> [Do this] Pull out every line below containing the word "that".

[Data entries]

================================

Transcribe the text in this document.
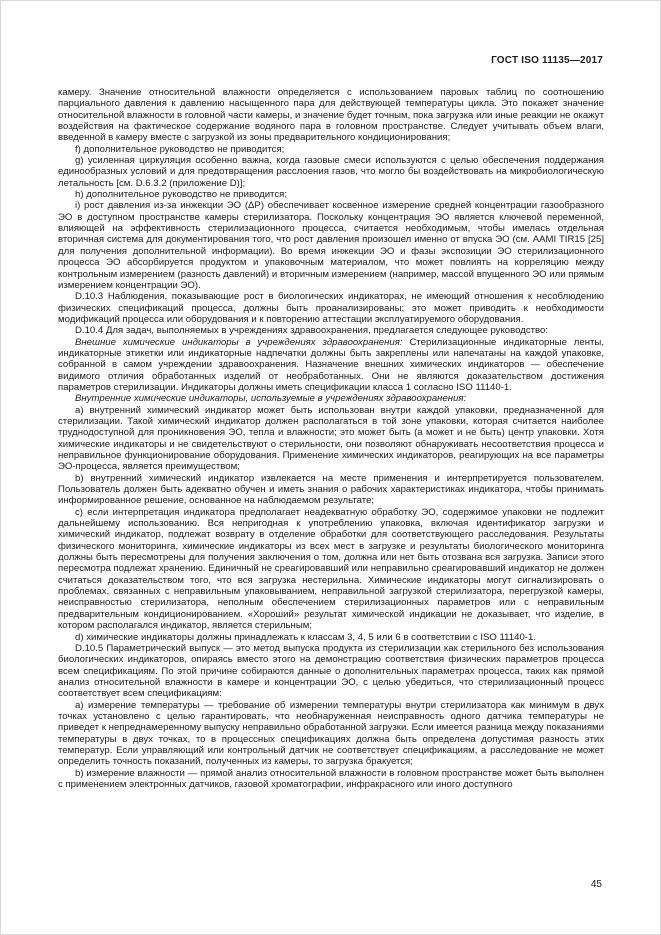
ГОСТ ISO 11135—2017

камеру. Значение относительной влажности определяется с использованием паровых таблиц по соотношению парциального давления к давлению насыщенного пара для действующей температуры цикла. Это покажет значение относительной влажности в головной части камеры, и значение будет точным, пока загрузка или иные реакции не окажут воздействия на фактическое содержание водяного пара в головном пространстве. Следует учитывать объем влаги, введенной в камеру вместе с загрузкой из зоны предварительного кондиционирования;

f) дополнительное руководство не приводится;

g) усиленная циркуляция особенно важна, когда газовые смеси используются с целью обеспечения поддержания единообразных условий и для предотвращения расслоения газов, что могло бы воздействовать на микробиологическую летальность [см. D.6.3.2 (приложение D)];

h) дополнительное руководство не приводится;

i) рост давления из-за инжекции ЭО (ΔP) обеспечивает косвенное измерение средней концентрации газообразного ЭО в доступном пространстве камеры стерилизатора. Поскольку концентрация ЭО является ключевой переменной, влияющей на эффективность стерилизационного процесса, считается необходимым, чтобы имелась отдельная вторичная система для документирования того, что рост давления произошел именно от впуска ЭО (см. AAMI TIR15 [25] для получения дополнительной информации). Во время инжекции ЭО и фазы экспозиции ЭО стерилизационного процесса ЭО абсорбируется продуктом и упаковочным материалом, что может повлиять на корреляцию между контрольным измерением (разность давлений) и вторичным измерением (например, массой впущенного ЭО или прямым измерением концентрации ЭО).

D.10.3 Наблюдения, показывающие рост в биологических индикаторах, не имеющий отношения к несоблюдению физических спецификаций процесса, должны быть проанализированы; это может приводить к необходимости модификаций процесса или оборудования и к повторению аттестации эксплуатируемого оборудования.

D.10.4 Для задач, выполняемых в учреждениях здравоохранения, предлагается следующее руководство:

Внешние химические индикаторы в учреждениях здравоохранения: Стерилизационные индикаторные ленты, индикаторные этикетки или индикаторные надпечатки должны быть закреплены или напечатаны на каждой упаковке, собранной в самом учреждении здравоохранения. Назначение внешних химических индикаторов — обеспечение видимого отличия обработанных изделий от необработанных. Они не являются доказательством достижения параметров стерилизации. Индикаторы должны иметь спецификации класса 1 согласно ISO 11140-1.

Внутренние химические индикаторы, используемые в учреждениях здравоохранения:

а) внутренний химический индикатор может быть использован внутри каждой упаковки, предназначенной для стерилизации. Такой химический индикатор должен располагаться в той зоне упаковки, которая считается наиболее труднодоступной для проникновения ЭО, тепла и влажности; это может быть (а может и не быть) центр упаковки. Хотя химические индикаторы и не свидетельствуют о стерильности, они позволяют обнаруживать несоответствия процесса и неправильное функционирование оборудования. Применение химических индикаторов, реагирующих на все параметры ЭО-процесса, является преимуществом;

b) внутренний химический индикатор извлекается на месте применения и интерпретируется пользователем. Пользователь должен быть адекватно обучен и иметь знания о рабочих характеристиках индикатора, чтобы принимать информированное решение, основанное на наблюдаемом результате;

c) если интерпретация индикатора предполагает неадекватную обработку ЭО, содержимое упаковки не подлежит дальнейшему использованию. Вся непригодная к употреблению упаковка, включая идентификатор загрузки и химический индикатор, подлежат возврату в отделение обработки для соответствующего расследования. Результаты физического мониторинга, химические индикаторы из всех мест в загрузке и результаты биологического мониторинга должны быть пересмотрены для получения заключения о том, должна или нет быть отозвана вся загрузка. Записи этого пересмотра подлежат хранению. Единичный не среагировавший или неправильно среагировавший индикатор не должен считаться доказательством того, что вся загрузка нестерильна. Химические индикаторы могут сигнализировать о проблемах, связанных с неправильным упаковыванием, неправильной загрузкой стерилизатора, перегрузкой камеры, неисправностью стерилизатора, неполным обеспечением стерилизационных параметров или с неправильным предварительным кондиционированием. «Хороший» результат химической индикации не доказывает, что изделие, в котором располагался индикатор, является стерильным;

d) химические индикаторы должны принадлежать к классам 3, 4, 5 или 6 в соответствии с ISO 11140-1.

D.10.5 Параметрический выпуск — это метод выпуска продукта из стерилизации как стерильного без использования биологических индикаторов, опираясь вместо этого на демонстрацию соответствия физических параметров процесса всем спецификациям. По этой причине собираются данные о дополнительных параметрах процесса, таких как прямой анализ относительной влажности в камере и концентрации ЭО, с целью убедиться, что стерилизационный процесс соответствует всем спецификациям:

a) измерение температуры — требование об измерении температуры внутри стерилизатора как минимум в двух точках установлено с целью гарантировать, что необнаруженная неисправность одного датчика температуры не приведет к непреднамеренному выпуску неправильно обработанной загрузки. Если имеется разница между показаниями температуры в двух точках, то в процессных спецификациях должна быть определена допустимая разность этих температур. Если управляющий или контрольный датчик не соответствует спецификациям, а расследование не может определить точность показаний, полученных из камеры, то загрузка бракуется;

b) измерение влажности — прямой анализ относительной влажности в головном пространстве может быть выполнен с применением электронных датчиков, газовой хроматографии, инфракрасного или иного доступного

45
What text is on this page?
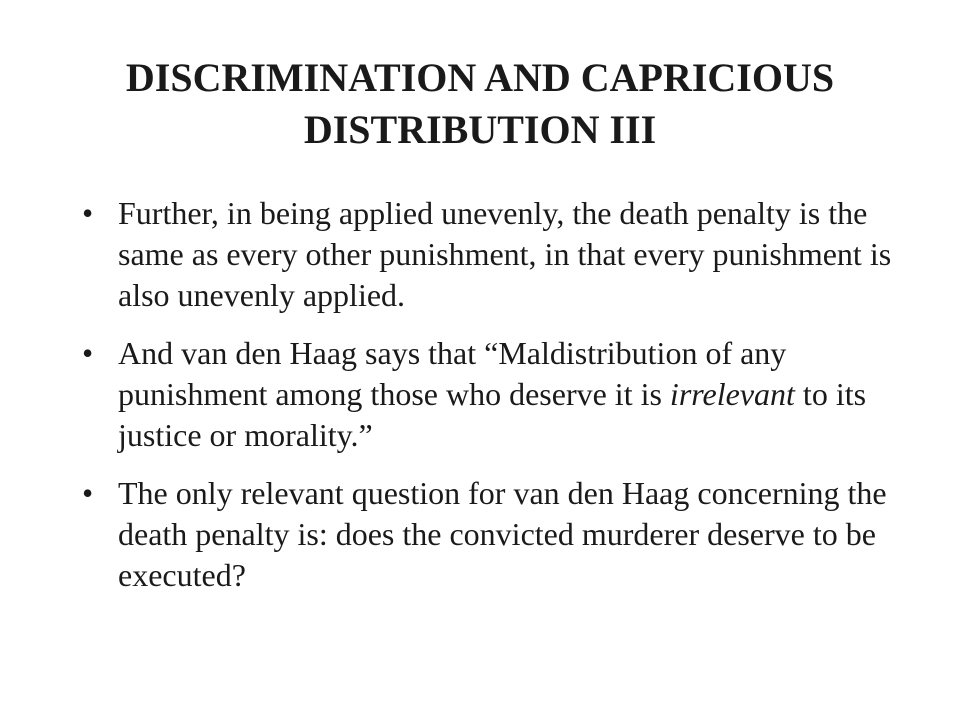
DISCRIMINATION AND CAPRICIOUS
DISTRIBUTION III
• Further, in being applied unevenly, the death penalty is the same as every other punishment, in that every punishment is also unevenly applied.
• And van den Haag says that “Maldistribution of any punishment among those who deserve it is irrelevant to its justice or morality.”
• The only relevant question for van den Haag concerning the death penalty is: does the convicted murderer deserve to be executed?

================================

> [Complete response]
• Further, in being applied unevenly, the death penalty is the same as every other punishment, in that every punishment is also unevenly applied.
• And van den Haag says that “Maldistribution of any punishment among those who deserve it is irrelevant to its justice or morality.”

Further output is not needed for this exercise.